TASK STATEMENT
Repeat the whole listing below, word for word.

(Collection entries)
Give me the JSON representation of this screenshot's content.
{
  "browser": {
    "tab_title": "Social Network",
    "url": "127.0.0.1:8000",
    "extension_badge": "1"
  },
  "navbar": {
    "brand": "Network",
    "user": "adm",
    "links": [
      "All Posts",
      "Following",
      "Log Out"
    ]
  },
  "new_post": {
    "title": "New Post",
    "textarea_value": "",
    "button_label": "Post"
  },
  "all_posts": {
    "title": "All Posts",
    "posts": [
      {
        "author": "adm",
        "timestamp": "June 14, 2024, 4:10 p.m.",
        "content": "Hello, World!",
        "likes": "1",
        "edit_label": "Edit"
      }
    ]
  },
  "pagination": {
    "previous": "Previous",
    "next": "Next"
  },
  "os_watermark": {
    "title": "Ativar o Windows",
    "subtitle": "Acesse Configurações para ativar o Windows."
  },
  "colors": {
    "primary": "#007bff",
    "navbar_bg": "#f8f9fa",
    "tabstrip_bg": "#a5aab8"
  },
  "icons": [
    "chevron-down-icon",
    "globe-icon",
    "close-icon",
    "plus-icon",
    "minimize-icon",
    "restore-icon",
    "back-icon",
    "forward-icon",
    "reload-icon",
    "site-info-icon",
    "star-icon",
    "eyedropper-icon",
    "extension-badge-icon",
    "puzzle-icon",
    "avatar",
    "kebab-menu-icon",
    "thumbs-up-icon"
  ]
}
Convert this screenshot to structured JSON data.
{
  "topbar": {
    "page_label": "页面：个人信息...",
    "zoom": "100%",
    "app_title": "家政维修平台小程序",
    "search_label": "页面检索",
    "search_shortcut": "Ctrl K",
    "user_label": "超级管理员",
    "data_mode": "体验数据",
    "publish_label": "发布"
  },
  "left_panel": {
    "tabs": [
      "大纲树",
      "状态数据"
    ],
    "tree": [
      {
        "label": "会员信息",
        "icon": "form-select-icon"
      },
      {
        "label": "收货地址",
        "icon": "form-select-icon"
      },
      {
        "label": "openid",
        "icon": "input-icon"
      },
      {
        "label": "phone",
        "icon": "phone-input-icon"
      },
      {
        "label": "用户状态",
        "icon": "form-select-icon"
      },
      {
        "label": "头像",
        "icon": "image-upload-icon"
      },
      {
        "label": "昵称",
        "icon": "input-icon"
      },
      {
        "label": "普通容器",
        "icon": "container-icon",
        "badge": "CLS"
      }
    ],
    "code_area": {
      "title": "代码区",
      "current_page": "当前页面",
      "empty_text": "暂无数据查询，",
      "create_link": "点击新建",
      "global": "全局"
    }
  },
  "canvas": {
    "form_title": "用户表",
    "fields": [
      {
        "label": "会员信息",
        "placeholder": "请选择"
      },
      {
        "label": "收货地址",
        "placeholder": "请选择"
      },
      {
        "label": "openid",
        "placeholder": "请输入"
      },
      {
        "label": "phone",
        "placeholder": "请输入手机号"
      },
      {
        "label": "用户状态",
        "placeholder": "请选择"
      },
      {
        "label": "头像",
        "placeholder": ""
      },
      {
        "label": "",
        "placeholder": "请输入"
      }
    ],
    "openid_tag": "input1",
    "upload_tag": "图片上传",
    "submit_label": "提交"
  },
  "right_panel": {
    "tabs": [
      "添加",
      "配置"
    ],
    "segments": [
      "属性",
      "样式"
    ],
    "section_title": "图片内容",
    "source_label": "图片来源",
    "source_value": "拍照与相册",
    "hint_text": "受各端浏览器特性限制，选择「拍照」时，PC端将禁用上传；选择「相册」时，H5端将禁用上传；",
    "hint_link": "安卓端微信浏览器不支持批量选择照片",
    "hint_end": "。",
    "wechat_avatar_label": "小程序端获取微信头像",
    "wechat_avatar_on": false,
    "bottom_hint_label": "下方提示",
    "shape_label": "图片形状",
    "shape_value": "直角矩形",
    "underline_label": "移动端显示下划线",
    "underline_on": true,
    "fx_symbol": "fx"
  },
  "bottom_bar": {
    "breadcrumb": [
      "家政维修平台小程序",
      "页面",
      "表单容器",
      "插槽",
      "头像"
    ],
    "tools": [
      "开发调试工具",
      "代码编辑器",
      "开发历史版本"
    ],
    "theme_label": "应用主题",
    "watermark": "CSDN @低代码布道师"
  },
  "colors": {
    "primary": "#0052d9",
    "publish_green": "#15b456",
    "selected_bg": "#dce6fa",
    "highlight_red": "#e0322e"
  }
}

FULL ANSWER
Give me the JSON representation of this screenshot's content.
{
  "browser": {
    "tab_title": "Social Network",
    "url": "127.0.0.1:8000",
    "extension_badge": "1"
  },
  "navbar": {
    "brand": "Network",
    "user": "adm",
    "links": [
      "All Posts",
      "Following",
      "Log Out"
    ]
  },
  "new_post": {
    "title": "New Post",
    "textarea_value": "",
    "button_label": "Post"
  },
  "all_posts": {
    "title": "All Posts",
    "posts": [
      {
        "author": "adm",
        "timestamp": "June 14, 2024, 4:10 p.m.",
        "content": "Hello, World!",
        "likes": "1",
        "edit_label": "Edit"
      }
    ]
  },
  "pagination": {
    "previous": "Previous",
    "next": "Next"
  },
  "os_watermark": {
    "title": "Ativar o Windows",
    "subtitle": "Acesse Configurações para ativar o Windows."
  },
  "colors": {
    "primary": "#007bff",
    "navbar_bg": "#f8f9fa",
    "tabstrip_bg": "#a5aab8"
  },
  "icons": [
    "chevron-down-icon",
    "globe-icon",
    "close-icon",
    "plus-icon",
    "minimize-icon",
    "restore-icon",
    "back-icon",
    "forward-icon",
    "reload-icon",
    "site-info-icon",
    "star-icon",
    "eyedropper-icon",
    "extension-badge-icon",
    "puzzle-icon",
    "avatar",
    "kebab-menu-icon",
    "thumbs-up-icon"
  ]
}
Convert this screenshot to structured JSON data.
{
  "topbar": {
    "page_label": "页面：个人信息...",
    "zoom": "100%",
    "app_title": "家政维修平台小程序",
    "search_label": "页面检索",
    "search_shortcut": "Ctrl K",
    "user_label": "超级管理员",
    "data_mode": "体验数据",
    "publish_label": "发布"
  },
  "left_panel": {
    "tabs": [
      "大纲树",
      "状态数据"
    ],
    "tree": [
      {
        "label": "会员信息",
        "icon": "form-select-icon"
      },
      {
        "label": "收货地址",
        "icon": "form-select-icon"
      },
      {
        "label": "openid",
        "icon": "input-icon"
      },
      {
        "label": "phone",
        "icon": "phone-input-icon"
      },
      {
        "label": "用户状态",
        "icon": "form-select-icon"
      },
      {
        "label": "头像",
        "icon": "image-upload-icon"
      },
      {
        "label": "昵称",
        "icon": "input-icon"
      },
      {
        "label": "普通容器",
        "icon": "container-icon",
        "badge": "CLS"
      }
    ],
    "code_area": {
      "title": "代码区",
      "current_page": "当前页面",
      "empty_text": "暂无数据查询，",
      "create_link": "点击新建",
      "global": "全局"
    }
  },
  "canvas": {
    "form_title": "用户表",
    "fields": [
      {
        "label": "会员信息",
        "placeholder": "请选择"
      },
      {
        "label": "收货地址",
        "placeholder": "请选择"
      },
      {
        "label": "openid",
        "placeholder": "请输入"
      },
      {
        "label": "phone",
        "placeholder": "请输入手机号"
      },
      {
        "label": "用户状态",
        "placeholder": "请选择"
      },
      {
        "label": "头像",
        "placeholder": ""
      },
      {
        "label": "",
        "placeholder": "请输入"
      }
    ],
    "openid_tag": "input1",
    "upload_tag": "图片上传",
    "submit_label": "提交"
  },
  "right_panel": {
    "tabs": [
      "添加",
      "配置"
    ],
    "segments": [
      "属性",
      "样式"
    ],
    "section_title": "图片内容",
    "source_label": "图片来源",
    "source_value": "拍照与相册",
    "hint_text": "受各端浏览器特性限制，选择「拍照」时，PC端将禁用上传；选择「相册」时，H5端将禁用上传；",
    "hint_link": "安卓端微信浏览器不支持批量选择照片",
    "hint_end": "。",
    "wechat_avatar_label": "小程序端获取微信头像",
    "wechat_avatar_on": false,
    "bottom_hint_label": "下方提示",
    "shape_label": "图片形状",
    "shape_value": "直角矩形",
    "underline_label": "移动端显示下划线",
    "underline_on": true,
    "fx_symbol": "fx"
  },
  "bottom_bar": {
    "breadcrumb": [
      "家政维修平台小程序",
      "页面",
      "表单容器",
      "插槽",
      "头像"
    ],
    "tools": [
      "开发调试工具",
      "代码编辑器",
      "开发历史版本"
    ],
    "theme_label": "应用主题",
    "watermark": "CSDN @低代码布道师"
  },
  "colors": {
    "primary": "#0052d9",
    "publish_green": "#15b456",
    "selected_bg": "#dce6fa",
    "highlight_red": "#e0322e"
  }
}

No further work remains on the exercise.